Answer with the number of lines in the listing below that contain the word "article", and nothing else.

==== RECORDS FOR PROCESSING

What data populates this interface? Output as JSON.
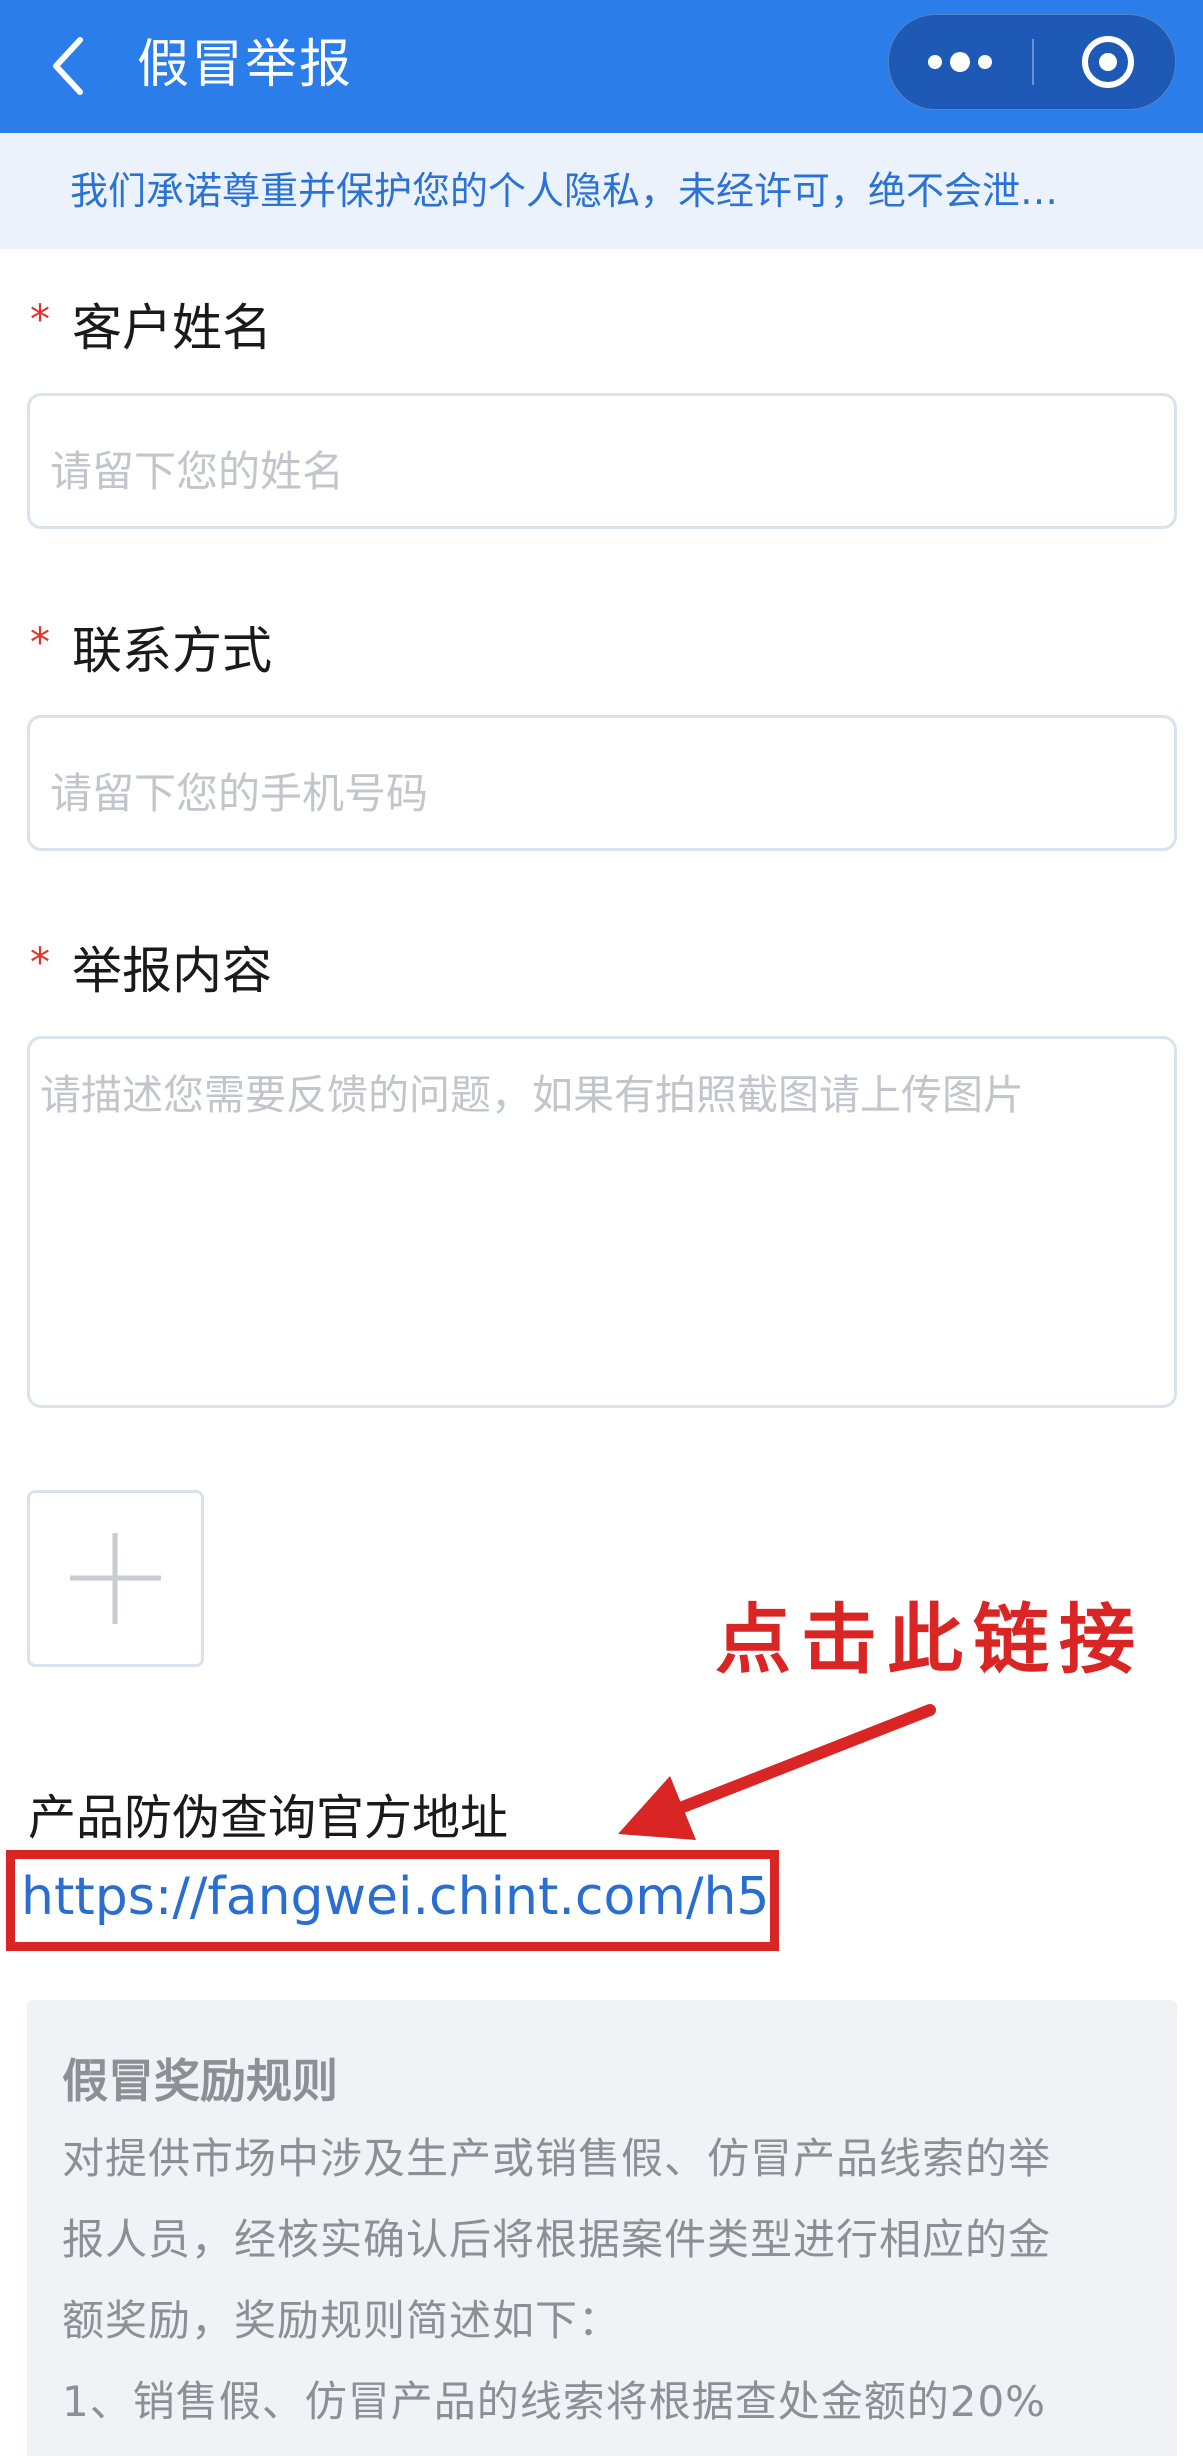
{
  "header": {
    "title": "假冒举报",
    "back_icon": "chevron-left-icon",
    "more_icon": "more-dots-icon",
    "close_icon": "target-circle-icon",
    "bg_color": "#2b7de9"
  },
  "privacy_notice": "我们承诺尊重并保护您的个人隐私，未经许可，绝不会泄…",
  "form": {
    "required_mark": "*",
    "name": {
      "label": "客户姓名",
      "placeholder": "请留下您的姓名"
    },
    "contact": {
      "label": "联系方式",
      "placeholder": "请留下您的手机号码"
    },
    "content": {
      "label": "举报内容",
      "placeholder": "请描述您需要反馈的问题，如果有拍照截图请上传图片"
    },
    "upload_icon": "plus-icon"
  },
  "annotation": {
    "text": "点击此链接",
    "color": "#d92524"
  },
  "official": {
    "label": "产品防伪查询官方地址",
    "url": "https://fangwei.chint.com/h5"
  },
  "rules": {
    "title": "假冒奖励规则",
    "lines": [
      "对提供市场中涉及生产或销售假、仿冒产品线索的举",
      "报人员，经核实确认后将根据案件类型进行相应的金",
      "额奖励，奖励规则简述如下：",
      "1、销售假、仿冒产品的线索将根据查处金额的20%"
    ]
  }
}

========
==== RECORDS FOR PROCESSING

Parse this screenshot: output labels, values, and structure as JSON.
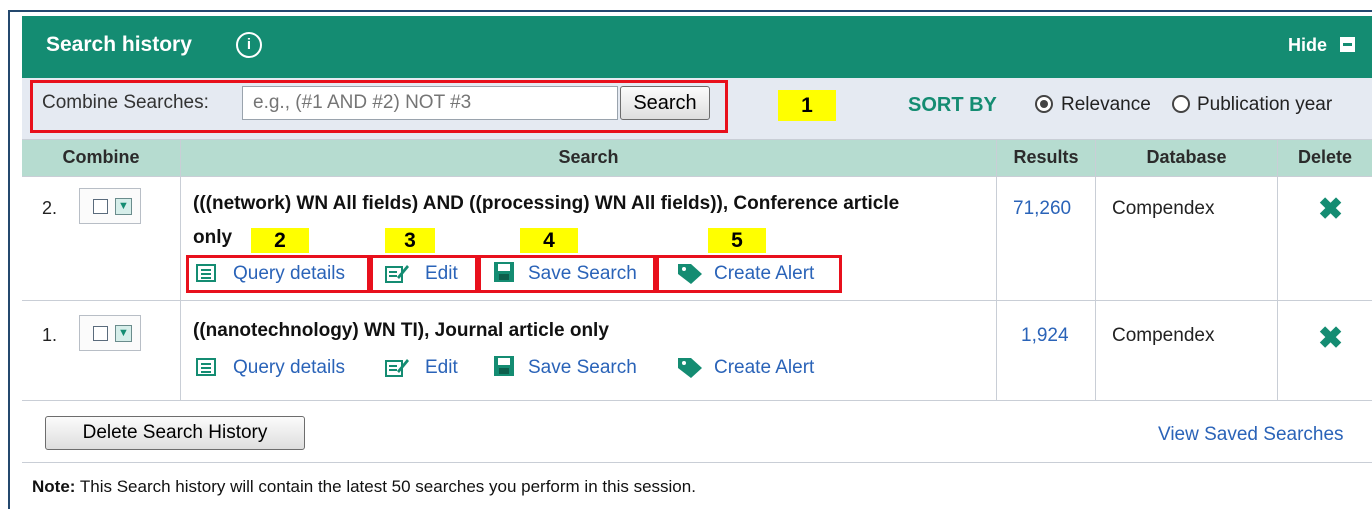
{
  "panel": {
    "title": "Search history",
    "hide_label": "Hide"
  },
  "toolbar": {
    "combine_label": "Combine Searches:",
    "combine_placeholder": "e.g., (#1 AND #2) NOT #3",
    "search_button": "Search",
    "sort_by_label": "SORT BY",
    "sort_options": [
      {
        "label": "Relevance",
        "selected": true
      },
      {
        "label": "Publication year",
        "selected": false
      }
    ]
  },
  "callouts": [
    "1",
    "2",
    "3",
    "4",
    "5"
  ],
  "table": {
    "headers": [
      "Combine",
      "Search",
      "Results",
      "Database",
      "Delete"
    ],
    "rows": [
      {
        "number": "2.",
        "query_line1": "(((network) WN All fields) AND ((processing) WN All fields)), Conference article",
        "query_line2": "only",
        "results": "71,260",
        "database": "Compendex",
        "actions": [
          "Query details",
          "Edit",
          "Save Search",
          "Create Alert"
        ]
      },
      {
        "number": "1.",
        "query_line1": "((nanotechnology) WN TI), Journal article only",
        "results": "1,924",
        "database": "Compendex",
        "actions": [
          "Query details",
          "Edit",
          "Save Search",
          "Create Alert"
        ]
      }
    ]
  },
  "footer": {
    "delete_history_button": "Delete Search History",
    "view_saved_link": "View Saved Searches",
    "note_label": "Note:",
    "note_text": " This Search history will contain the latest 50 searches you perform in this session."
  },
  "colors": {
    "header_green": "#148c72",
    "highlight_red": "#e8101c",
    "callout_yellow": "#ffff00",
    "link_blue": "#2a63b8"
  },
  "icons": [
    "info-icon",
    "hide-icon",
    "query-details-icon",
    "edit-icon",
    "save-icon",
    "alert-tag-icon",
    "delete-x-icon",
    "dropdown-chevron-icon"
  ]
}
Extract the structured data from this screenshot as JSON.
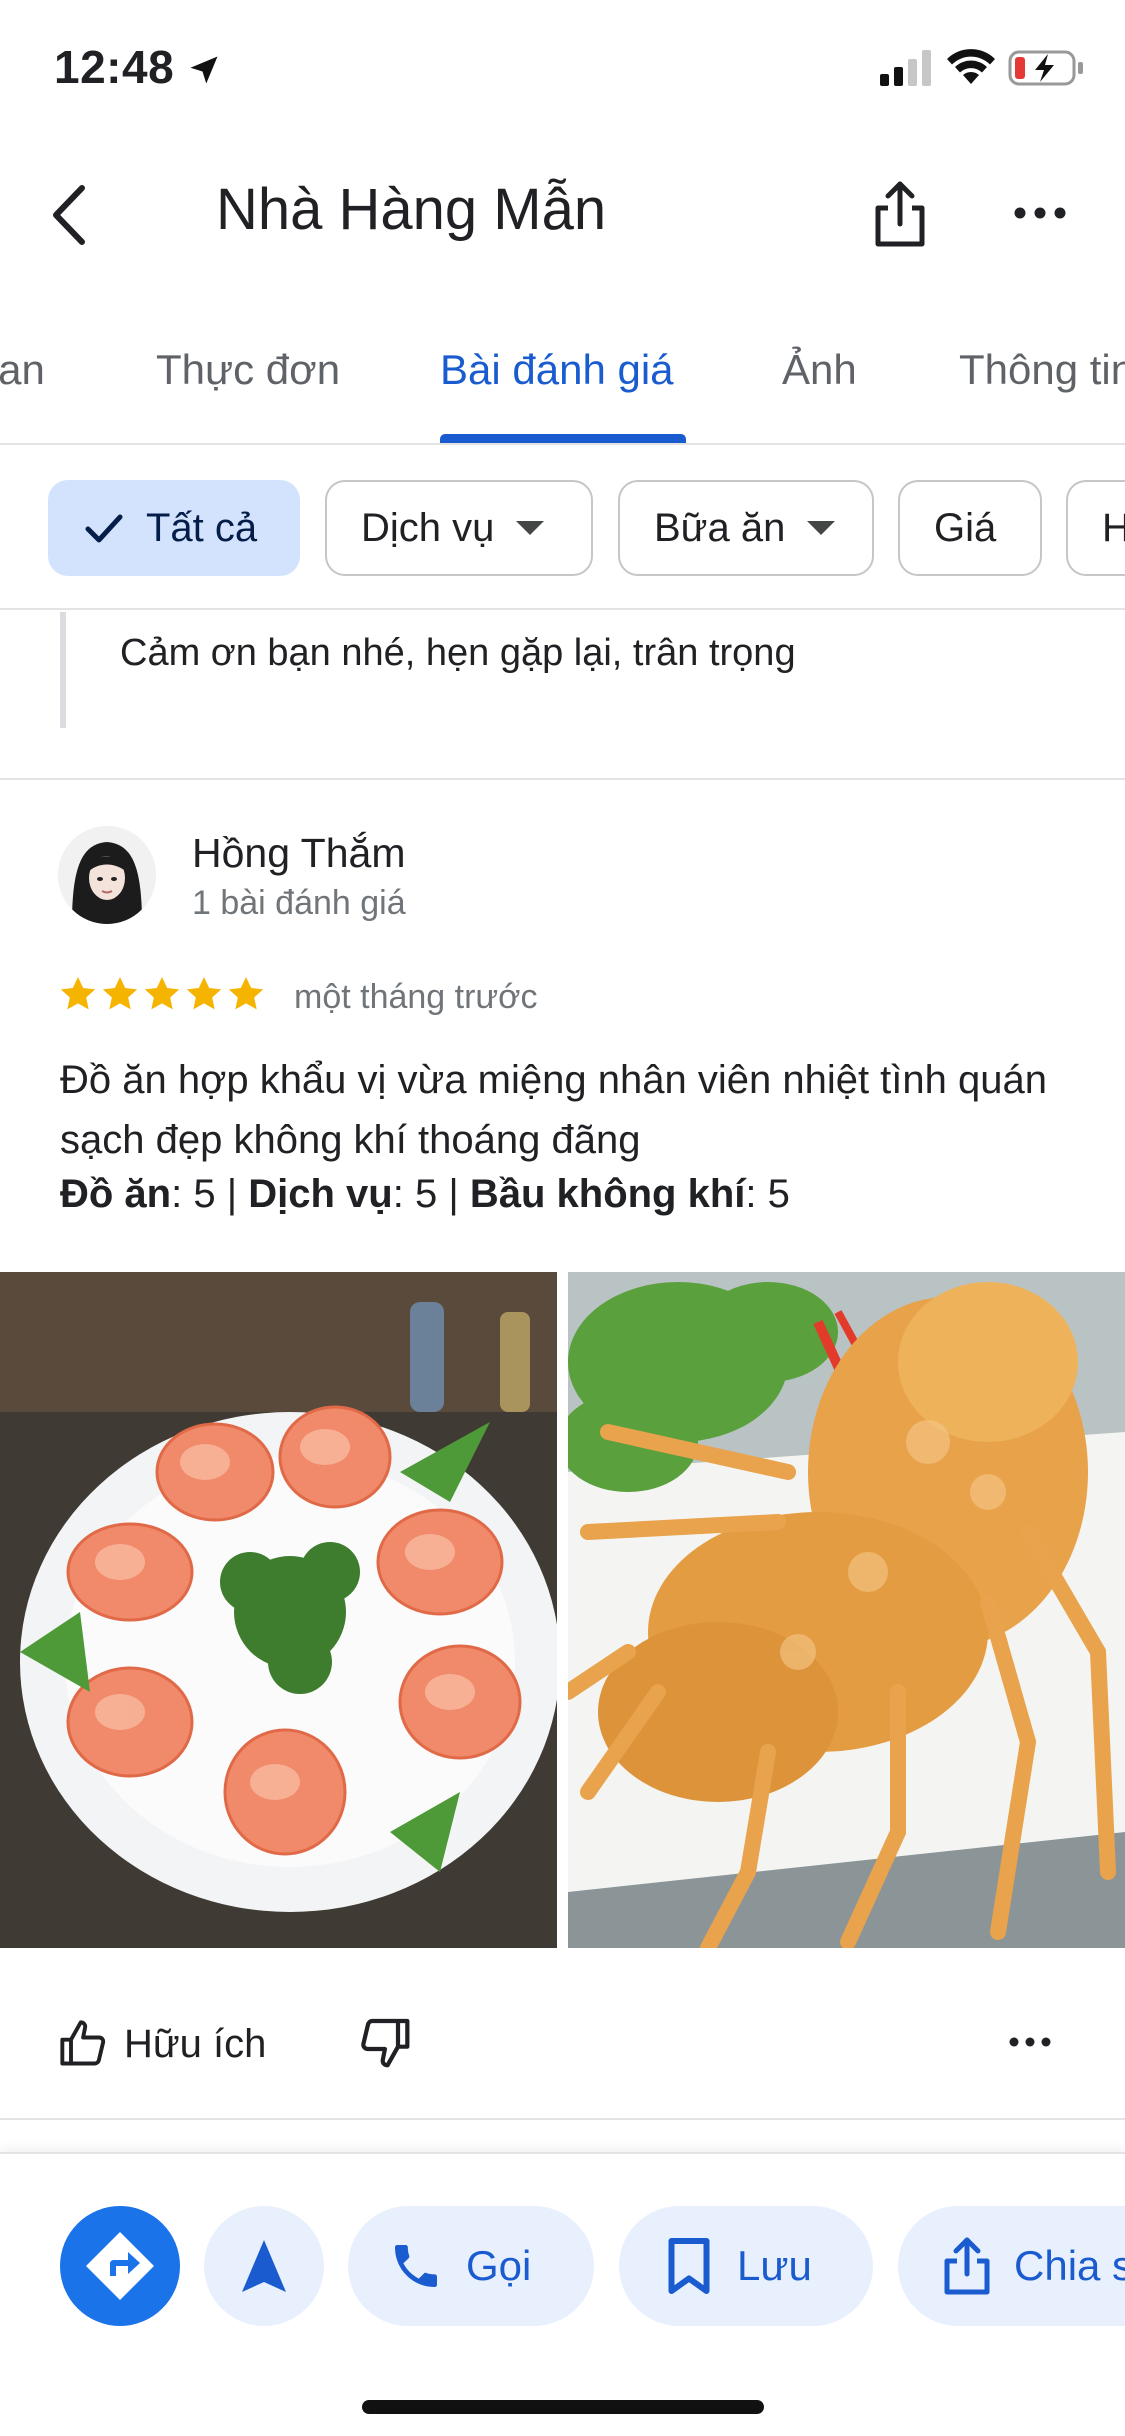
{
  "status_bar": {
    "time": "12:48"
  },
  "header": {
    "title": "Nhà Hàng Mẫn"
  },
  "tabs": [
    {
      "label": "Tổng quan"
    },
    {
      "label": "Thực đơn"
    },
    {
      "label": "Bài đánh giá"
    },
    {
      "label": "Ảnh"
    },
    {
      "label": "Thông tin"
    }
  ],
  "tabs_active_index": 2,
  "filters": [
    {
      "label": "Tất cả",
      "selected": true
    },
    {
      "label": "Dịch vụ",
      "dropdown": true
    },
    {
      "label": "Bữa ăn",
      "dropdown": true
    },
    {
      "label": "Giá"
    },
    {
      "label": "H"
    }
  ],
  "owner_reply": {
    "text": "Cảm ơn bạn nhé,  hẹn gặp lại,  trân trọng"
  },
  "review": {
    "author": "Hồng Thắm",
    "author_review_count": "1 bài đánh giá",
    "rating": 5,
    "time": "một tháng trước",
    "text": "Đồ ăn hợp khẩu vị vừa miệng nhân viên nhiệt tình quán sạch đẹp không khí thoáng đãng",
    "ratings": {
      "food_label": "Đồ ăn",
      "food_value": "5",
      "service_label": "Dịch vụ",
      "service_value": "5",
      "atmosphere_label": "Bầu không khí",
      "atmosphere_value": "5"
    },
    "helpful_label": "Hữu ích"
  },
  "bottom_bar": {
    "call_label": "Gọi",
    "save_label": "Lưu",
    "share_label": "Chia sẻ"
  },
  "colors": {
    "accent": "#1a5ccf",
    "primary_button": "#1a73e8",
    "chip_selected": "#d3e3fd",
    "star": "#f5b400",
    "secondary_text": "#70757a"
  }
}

========

FULL SOLUTION: 2